══ RECORDS PROVIDED

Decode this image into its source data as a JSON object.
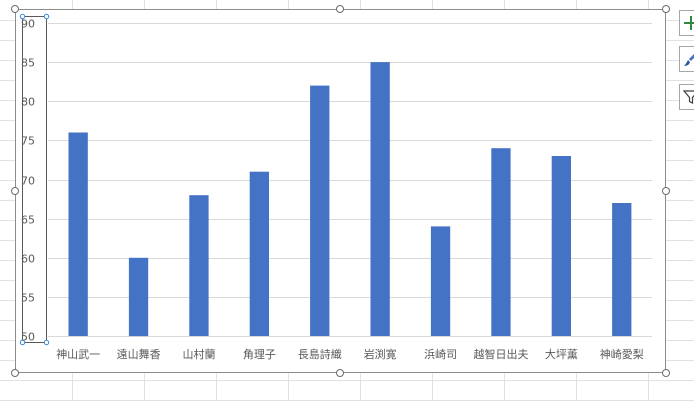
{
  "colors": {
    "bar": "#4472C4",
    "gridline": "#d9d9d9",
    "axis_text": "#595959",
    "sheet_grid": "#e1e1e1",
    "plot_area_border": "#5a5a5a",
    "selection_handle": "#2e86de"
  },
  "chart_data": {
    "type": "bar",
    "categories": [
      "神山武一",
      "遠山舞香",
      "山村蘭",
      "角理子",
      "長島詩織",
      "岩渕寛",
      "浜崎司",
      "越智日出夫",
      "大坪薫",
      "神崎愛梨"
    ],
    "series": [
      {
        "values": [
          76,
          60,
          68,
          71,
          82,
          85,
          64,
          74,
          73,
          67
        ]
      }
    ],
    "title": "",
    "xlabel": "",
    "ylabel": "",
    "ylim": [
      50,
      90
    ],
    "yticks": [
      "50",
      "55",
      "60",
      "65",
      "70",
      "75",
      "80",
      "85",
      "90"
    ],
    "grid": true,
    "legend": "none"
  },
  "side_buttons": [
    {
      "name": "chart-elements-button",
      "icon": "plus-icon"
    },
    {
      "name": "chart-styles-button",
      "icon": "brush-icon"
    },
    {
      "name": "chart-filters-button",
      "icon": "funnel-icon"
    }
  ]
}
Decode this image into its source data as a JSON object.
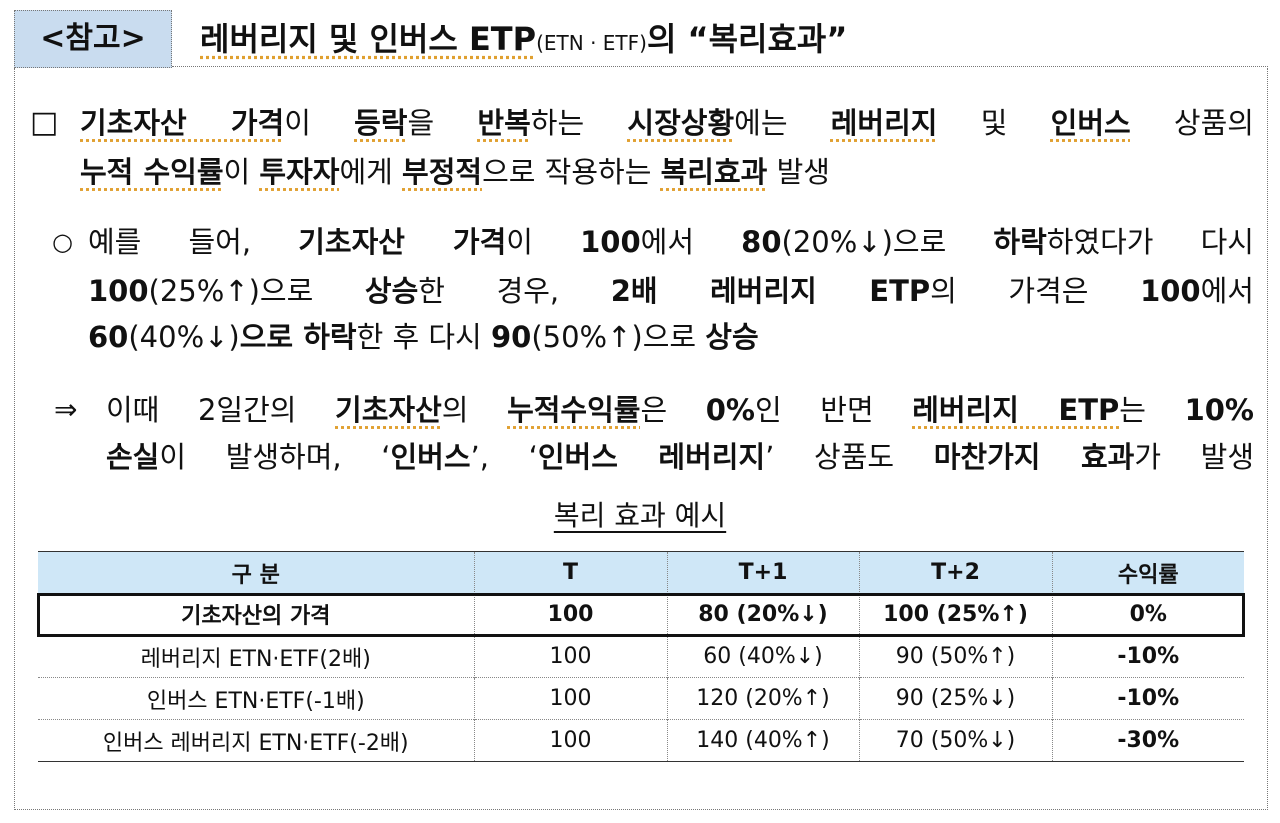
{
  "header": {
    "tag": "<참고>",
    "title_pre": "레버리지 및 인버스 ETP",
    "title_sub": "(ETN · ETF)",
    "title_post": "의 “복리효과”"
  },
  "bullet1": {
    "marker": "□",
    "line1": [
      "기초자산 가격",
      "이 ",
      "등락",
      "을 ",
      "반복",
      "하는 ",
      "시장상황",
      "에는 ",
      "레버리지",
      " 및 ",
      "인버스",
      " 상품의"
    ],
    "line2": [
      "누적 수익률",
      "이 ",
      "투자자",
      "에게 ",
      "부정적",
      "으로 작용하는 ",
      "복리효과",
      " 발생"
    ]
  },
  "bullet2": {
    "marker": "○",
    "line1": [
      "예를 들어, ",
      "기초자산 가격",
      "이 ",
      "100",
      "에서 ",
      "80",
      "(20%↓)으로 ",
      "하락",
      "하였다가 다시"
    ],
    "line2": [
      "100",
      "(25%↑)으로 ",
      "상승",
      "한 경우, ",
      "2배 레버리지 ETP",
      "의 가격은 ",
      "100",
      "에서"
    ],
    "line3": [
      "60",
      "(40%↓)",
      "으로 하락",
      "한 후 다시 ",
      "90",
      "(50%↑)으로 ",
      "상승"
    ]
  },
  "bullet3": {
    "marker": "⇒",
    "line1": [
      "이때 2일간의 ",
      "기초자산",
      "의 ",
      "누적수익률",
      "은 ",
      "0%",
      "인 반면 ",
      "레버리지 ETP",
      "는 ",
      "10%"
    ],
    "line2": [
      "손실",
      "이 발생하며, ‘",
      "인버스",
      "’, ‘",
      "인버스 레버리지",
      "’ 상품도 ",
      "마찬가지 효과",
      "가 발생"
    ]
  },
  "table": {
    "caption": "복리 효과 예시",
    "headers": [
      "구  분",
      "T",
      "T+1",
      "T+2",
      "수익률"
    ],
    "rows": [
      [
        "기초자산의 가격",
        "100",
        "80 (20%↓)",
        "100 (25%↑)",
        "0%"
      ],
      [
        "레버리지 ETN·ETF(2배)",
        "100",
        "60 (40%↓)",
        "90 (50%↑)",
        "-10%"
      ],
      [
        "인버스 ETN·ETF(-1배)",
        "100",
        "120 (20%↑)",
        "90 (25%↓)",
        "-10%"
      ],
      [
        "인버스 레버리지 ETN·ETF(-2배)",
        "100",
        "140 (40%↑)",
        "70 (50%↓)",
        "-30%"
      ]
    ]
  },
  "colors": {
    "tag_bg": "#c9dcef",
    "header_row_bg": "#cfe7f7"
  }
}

════
══ RECORDS PROVIDED

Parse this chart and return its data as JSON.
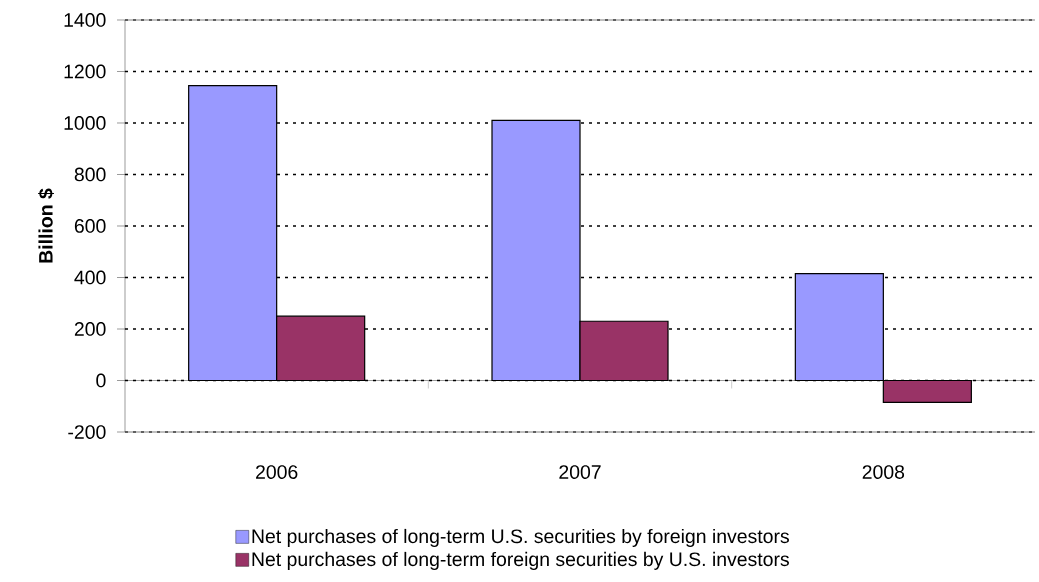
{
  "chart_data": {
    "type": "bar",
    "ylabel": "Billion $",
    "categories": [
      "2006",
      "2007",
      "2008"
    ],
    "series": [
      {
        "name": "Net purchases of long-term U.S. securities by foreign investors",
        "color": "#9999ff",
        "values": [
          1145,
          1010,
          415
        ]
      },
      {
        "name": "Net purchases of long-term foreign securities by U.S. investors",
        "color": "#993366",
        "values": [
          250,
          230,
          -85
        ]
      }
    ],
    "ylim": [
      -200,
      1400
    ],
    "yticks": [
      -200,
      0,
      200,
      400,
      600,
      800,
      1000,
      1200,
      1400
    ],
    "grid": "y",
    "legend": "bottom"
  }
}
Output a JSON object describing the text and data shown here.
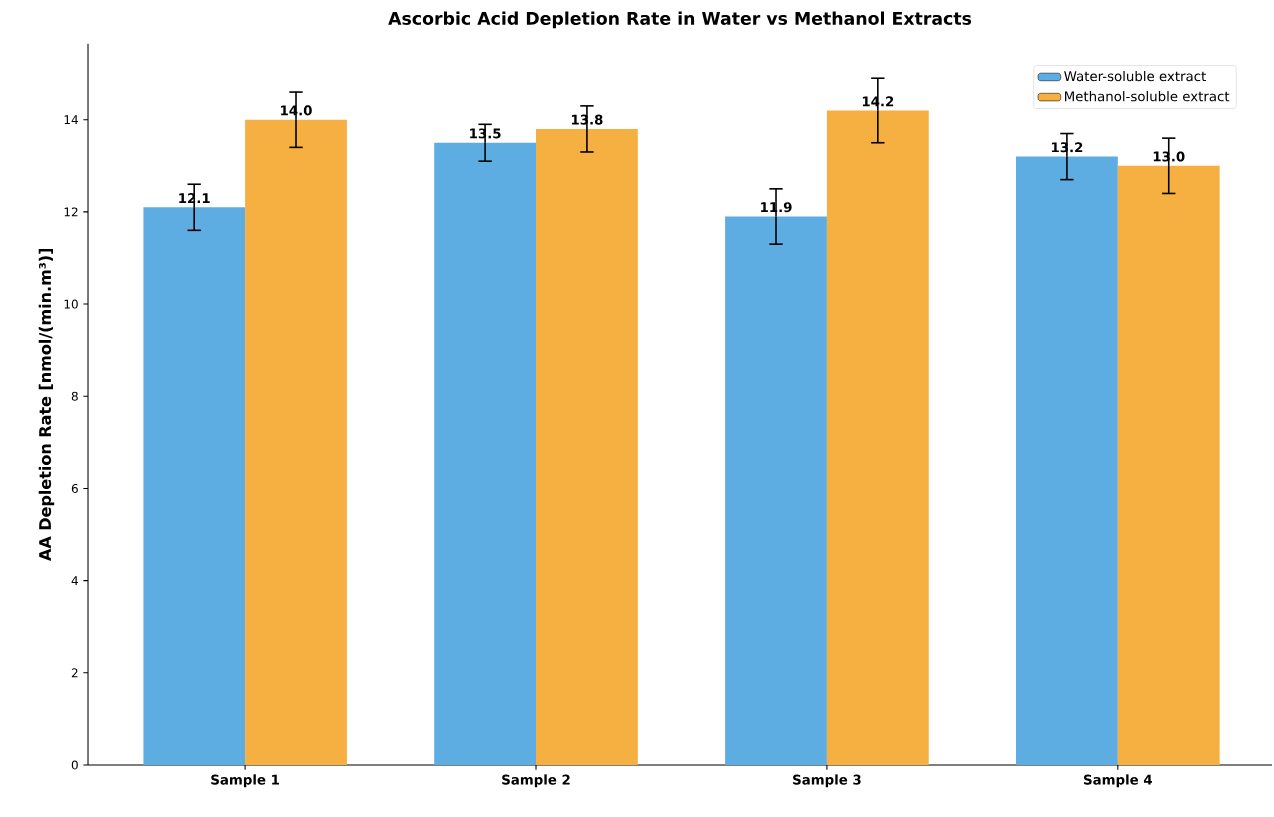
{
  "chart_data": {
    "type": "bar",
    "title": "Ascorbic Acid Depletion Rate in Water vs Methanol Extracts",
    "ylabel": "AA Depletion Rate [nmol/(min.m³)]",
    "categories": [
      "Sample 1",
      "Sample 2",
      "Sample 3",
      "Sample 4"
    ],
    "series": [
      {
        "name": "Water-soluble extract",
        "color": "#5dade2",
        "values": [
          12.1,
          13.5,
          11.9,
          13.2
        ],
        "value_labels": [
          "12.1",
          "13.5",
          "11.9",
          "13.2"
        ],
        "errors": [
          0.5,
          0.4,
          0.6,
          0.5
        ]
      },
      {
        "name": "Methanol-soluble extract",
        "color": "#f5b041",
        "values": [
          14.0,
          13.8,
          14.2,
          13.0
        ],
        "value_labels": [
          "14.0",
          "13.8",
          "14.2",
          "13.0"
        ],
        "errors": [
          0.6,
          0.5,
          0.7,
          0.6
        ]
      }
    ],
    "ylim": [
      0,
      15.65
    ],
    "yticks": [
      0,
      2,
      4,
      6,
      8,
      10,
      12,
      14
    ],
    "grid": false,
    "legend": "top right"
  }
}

════

- **GIVEN EXERCISE**: Which lines in the data above contain "investors"? Show each one.

- **WRITTEN RESPONSE**:
        "name": "Net purchases of long-term U.S. securities by foreign investors",
        "name": "Net purchases of long-term foreign securities by U.S. investors",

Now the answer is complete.